::: Exercise inputs
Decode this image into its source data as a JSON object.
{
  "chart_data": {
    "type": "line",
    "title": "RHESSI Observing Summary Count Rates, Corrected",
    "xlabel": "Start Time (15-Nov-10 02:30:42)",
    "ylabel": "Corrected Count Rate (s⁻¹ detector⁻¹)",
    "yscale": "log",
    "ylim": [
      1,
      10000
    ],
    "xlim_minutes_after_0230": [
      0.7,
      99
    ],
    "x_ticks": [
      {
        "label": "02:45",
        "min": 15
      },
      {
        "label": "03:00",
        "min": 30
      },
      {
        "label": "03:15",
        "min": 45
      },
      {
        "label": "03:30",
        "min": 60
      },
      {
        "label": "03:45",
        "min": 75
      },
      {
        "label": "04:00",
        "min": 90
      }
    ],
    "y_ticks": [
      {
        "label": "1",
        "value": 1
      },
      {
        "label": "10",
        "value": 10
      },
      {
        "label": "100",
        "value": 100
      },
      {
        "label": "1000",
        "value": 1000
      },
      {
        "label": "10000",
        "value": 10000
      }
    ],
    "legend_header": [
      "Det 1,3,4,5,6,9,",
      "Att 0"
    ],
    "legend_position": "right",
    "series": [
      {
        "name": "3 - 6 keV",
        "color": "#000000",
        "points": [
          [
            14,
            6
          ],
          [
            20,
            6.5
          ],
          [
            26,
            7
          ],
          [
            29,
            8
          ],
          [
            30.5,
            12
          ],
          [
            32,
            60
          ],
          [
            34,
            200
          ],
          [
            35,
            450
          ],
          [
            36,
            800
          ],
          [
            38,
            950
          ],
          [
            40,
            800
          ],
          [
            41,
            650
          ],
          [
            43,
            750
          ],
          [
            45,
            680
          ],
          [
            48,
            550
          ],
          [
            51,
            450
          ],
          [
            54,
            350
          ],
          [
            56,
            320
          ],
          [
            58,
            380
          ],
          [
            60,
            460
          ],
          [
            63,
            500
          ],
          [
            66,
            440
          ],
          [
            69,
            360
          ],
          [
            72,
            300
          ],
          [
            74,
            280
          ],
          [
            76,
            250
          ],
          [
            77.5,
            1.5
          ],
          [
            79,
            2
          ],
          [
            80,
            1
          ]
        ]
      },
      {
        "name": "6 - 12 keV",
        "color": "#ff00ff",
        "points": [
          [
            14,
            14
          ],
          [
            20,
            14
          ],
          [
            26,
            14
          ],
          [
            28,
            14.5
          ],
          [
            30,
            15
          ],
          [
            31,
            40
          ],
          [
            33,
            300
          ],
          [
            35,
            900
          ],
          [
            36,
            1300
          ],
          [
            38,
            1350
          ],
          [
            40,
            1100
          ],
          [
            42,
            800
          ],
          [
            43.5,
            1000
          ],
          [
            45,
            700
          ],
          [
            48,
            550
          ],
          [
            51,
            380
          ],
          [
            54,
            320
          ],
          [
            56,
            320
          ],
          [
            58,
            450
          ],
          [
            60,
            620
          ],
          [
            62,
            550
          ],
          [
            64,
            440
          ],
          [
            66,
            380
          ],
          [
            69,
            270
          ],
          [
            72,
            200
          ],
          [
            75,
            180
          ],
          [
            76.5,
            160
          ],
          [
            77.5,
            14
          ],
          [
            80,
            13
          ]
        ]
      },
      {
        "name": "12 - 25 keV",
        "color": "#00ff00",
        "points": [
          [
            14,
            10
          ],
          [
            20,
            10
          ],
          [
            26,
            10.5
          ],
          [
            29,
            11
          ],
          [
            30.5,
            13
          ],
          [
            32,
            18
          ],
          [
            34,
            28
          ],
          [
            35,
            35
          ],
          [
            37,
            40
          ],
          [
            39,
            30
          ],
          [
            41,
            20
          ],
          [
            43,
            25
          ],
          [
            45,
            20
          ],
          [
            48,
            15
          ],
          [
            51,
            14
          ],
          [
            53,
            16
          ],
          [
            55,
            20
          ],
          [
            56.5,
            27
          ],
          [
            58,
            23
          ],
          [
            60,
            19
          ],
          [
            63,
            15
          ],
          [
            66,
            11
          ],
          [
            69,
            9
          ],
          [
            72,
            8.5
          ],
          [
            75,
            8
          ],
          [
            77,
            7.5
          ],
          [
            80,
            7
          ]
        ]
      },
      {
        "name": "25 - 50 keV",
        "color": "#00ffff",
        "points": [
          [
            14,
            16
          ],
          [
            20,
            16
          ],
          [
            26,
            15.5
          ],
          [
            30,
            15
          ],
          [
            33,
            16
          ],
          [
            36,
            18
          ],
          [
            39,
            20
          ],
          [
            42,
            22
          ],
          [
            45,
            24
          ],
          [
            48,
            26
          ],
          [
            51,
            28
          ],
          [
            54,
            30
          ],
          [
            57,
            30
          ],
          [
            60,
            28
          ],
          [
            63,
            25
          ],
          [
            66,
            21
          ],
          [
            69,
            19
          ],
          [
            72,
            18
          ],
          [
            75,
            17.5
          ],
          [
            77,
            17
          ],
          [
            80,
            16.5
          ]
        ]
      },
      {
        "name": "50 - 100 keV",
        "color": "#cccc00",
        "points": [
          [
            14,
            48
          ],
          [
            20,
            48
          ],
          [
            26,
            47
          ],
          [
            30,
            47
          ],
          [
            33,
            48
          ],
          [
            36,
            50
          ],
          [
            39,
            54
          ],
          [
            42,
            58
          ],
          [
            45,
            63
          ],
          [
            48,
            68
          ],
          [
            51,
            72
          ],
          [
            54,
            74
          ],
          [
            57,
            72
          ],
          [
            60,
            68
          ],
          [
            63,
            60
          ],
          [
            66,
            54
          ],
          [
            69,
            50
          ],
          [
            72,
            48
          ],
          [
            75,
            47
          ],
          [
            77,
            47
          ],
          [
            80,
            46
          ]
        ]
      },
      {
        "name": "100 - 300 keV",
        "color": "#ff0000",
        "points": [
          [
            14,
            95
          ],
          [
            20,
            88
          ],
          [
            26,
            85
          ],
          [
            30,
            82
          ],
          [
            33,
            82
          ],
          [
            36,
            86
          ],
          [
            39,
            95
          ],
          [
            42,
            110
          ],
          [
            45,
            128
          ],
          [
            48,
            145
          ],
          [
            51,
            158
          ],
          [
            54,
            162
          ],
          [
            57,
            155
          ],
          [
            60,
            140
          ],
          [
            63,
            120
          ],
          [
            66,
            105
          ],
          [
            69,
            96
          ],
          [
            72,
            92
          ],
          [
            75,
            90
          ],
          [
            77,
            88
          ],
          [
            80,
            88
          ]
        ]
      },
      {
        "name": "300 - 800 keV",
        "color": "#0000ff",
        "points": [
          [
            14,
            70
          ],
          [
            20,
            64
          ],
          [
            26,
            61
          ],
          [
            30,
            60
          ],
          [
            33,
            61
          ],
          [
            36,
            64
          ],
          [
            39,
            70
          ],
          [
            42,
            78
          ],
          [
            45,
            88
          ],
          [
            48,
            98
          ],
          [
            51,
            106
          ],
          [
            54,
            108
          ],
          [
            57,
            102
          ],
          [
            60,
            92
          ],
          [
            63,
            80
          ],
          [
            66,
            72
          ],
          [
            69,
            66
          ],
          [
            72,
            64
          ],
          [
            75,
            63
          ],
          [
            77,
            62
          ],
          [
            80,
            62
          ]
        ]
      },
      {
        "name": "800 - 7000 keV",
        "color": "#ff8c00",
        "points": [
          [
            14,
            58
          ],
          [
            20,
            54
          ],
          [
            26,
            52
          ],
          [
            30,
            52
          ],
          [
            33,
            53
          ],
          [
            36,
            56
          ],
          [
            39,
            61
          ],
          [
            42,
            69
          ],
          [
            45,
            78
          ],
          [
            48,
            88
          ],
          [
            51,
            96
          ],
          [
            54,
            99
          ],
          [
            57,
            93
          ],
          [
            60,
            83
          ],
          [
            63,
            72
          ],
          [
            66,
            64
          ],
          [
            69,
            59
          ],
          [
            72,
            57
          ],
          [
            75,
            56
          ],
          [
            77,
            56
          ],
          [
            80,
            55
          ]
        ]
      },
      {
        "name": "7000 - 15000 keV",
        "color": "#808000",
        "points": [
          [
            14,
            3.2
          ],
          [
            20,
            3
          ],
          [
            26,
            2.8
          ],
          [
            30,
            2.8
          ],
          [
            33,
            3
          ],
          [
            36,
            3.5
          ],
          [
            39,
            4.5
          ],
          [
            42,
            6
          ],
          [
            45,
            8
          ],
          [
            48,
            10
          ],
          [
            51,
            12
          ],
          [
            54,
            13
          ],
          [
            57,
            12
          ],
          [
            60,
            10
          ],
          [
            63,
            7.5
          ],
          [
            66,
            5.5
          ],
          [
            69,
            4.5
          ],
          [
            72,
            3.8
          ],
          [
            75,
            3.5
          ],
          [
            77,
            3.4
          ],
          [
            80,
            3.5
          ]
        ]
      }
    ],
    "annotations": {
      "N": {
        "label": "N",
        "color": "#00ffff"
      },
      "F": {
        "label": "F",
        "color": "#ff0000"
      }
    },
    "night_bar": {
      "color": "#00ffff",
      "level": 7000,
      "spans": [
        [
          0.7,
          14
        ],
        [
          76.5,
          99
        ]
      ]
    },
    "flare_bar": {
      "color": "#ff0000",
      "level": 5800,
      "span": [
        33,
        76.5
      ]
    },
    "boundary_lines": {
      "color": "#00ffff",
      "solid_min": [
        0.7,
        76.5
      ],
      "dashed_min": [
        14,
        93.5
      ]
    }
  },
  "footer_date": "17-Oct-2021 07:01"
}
::::::
[Written instruction]:
Locate the lines above that hold the word "Count". Show every one of them.

[Response to the task]:
    "title": "RHESSI Observing Summary Count Rates, Corrected",
    "ylabel": "Corrected Count Rate (s⁻¹ detector⁻¹)",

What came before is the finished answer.